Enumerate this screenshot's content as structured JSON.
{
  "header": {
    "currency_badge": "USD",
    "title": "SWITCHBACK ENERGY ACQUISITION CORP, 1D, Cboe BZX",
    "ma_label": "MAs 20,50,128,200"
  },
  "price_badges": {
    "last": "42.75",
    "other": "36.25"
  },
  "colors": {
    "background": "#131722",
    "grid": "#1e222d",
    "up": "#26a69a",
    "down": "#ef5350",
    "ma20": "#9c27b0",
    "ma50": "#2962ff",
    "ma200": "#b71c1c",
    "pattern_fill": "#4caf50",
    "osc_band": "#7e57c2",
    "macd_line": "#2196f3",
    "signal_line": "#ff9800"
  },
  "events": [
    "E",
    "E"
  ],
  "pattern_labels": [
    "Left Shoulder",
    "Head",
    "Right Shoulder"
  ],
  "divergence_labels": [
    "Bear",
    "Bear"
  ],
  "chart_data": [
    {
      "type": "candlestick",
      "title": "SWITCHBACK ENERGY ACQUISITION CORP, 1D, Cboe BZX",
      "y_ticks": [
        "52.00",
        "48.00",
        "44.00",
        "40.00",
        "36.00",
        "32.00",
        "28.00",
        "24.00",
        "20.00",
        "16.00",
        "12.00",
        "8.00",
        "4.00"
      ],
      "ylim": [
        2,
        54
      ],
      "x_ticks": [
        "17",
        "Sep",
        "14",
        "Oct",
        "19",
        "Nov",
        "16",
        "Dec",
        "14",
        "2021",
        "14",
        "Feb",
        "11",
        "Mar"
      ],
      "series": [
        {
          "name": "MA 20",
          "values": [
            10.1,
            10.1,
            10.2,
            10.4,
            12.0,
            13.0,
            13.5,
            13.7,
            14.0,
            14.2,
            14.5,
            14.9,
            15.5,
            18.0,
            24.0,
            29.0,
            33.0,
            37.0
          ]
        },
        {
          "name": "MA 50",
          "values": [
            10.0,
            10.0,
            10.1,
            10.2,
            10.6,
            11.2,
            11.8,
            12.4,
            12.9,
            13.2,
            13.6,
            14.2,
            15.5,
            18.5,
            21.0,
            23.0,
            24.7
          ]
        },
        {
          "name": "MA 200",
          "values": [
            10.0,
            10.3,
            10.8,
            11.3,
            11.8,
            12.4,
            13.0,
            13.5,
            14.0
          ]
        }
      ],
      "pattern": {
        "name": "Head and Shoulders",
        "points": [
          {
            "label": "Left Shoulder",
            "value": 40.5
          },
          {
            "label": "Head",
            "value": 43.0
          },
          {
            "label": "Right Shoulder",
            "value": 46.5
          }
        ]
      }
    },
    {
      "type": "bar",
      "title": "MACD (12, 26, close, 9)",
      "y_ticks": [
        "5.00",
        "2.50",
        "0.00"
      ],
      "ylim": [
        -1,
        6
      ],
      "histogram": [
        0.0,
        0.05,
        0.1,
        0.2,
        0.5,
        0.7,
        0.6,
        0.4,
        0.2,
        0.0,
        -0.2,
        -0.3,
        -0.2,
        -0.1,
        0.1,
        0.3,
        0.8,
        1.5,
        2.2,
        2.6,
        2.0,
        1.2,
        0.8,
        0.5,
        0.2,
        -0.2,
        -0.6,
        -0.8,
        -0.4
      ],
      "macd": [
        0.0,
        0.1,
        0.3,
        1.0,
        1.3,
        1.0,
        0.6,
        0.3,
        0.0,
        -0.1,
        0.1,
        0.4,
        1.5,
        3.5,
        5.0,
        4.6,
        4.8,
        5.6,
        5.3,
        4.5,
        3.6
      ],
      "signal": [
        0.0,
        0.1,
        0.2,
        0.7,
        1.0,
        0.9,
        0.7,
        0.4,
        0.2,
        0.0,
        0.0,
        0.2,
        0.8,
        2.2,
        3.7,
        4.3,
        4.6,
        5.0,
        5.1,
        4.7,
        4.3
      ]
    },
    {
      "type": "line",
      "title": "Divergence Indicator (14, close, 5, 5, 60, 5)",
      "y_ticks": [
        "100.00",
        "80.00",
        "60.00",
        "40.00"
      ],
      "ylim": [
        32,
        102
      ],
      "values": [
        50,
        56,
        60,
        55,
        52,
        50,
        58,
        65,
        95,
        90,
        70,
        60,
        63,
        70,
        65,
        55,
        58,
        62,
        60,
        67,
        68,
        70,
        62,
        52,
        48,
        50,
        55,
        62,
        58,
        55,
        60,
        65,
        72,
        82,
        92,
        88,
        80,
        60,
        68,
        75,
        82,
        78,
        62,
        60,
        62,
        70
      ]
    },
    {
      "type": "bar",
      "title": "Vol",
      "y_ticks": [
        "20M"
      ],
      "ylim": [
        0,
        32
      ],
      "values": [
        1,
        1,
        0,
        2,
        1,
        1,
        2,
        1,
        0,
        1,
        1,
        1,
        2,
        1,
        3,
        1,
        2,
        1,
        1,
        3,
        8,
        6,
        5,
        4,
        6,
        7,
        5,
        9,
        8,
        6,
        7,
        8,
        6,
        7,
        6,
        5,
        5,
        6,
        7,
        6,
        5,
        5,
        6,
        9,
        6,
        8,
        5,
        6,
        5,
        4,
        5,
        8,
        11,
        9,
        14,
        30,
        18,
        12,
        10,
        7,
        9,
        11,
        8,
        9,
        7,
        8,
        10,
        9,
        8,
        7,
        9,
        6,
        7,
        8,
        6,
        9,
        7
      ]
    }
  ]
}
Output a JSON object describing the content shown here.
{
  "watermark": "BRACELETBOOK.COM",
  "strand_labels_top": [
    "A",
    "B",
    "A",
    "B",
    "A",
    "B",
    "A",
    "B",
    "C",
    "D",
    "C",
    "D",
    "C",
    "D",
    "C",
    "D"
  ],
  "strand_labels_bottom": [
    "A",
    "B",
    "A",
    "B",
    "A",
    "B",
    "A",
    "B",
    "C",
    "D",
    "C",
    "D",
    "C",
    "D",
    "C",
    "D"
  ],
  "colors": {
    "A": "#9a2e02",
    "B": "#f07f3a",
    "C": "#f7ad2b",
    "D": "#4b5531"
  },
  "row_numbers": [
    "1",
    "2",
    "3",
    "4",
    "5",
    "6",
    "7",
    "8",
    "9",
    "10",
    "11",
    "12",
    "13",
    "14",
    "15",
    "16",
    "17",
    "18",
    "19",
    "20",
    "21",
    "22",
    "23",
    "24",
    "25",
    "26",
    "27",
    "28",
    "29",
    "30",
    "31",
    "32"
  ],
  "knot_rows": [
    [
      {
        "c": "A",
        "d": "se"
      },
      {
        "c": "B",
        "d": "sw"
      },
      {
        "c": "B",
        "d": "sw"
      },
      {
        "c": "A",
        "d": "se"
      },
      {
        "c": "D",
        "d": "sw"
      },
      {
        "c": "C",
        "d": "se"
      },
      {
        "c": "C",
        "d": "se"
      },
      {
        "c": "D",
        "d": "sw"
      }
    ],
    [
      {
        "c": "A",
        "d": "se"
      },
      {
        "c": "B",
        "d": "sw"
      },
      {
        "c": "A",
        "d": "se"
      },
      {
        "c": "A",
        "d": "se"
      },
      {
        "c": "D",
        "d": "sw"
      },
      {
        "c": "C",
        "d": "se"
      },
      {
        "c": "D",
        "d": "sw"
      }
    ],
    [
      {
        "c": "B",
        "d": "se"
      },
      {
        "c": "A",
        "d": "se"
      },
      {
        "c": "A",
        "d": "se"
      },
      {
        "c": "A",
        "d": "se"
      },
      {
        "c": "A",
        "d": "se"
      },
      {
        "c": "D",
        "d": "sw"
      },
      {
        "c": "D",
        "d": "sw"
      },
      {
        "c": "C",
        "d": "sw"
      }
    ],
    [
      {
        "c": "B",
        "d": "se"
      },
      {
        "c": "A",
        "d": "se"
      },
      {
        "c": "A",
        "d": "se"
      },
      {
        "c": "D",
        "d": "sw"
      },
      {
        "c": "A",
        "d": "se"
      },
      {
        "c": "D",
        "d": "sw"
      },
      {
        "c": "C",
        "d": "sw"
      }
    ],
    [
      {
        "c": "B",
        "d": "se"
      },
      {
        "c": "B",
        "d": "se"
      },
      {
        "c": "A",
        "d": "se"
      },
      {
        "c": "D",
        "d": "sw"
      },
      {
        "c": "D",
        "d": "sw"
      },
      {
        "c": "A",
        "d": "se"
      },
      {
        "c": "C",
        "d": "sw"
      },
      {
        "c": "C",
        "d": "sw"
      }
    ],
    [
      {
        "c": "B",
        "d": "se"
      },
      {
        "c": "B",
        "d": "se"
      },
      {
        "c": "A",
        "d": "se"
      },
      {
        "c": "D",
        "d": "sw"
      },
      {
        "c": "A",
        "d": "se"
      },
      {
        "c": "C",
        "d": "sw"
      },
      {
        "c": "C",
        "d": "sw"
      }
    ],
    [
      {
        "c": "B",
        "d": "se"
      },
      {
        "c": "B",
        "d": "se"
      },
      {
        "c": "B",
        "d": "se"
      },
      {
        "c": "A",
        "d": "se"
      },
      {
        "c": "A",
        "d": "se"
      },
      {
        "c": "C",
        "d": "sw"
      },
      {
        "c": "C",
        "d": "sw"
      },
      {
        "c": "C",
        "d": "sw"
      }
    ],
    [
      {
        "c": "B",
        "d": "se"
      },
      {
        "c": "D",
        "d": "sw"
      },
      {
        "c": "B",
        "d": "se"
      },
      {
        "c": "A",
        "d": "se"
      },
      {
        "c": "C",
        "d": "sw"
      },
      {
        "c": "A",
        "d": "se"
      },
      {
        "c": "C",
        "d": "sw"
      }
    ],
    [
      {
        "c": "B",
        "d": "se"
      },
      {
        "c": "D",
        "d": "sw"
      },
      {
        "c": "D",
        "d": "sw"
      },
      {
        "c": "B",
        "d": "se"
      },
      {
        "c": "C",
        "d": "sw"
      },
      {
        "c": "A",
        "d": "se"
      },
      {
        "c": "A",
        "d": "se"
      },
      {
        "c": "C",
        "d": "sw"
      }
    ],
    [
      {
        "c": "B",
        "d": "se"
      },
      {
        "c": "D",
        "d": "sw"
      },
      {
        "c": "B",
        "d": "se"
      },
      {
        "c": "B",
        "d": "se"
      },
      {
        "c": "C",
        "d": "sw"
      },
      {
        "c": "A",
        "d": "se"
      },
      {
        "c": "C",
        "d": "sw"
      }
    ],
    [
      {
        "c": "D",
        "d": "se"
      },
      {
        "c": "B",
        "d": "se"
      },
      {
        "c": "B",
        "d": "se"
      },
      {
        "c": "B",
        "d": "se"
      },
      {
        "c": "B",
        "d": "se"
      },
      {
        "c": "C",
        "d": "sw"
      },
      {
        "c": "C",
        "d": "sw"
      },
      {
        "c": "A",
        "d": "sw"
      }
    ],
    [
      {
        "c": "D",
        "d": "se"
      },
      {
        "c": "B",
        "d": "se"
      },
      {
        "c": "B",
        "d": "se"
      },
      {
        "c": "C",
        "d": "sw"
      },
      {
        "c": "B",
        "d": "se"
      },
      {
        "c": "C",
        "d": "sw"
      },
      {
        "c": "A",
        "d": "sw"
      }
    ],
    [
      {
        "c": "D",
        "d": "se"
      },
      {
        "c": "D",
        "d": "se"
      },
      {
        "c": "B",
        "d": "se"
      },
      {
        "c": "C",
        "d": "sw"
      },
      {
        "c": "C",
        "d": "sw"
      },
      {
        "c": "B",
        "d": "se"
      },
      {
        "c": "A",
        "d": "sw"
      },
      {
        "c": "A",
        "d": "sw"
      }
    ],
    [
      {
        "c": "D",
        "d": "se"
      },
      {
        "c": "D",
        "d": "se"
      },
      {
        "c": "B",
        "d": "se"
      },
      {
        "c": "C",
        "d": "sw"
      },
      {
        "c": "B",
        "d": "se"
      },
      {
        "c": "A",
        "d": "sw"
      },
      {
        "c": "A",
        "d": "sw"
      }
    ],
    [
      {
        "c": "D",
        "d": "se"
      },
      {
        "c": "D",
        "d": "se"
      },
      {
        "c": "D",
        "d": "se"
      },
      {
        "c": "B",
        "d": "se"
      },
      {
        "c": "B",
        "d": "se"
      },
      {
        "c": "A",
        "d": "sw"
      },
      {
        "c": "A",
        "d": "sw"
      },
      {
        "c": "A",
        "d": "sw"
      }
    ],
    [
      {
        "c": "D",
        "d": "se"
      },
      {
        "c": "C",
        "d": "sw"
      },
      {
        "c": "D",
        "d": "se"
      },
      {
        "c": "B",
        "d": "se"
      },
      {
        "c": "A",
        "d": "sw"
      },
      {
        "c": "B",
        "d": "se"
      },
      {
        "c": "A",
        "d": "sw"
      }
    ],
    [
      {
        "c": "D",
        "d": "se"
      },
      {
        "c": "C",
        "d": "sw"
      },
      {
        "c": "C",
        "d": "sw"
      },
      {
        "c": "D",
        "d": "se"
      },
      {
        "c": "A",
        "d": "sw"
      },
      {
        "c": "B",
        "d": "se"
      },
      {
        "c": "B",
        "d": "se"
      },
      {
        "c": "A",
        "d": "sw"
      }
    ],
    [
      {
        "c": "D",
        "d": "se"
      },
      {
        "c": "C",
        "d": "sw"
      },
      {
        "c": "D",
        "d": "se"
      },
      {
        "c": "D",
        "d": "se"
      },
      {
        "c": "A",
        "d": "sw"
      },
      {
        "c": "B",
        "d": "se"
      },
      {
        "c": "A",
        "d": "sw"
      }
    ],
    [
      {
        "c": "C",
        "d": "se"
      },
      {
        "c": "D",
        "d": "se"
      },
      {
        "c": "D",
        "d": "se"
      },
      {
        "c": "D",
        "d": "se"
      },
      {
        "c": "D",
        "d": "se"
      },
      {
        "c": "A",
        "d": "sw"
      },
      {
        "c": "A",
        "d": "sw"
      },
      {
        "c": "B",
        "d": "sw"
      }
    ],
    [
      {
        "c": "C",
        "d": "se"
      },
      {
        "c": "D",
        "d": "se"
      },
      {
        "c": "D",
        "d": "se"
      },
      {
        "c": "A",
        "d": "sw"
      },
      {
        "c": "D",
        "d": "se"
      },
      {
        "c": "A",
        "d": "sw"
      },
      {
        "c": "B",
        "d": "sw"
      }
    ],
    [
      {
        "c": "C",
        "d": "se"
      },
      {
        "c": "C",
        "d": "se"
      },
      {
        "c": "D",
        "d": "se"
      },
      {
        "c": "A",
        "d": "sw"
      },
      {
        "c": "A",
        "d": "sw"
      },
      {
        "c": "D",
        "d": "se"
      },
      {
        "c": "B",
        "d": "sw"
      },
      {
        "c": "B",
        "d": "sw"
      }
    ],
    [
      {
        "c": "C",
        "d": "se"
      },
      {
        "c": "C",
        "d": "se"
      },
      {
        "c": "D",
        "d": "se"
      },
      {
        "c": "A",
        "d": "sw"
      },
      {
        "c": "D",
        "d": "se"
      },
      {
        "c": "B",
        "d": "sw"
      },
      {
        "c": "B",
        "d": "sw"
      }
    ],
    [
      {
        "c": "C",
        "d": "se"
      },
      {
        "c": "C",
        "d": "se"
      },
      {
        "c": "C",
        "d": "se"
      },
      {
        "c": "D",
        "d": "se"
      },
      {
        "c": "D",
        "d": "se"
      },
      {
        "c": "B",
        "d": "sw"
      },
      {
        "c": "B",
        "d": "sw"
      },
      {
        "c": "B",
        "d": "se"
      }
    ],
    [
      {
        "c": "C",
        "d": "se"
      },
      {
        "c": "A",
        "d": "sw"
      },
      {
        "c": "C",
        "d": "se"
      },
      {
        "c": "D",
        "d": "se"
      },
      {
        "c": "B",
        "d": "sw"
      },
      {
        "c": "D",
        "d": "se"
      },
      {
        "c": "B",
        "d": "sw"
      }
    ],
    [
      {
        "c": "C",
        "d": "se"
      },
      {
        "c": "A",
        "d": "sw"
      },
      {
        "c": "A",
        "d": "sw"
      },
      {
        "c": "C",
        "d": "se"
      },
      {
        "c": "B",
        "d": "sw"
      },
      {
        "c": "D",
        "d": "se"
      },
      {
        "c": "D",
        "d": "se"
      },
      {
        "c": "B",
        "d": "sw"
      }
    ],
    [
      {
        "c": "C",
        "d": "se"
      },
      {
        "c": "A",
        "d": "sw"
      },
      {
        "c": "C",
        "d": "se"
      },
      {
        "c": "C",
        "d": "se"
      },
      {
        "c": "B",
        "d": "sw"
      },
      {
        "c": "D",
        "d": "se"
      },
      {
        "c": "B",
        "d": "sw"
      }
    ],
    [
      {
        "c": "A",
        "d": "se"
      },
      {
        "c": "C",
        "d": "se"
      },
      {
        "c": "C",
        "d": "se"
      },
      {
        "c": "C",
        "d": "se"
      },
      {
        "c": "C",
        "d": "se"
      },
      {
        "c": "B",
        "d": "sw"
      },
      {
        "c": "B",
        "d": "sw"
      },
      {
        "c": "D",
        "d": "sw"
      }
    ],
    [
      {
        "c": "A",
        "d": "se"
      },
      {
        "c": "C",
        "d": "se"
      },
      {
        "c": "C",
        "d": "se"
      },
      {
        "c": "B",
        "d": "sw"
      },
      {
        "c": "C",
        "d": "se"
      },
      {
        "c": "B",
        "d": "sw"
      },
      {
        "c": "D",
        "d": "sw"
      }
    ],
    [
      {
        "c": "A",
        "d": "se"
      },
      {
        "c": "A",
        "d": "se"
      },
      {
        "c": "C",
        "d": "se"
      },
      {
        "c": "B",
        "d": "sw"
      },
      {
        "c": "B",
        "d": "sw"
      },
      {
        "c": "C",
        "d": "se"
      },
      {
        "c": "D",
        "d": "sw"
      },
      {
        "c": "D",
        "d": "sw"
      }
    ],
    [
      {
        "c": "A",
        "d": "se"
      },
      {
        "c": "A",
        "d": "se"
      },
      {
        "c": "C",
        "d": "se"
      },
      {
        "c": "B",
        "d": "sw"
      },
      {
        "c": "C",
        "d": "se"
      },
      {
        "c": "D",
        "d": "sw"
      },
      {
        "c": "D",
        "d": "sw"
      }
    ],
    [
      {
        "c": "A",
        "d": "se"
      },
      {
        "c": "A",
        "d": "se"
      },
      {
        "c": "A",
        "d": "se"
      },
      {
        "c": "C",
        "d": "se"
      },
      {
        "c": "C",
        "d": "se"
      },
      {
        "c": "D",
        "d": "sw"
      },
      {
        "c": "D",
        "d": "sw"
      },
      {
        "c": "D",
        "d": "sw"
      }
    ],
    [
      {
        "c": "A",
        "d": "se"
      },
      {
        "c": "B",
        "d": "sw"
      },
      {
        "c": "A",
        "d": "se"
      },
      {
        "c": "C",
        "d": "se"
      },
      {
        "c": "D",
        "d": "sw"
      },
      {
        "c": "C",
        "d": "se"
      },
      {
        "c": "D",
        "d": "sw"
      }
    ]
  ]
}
• • •
__Aim__. Count up the lines in the listing that hold the word "JSON", and give that number only.

__Right answer__. 2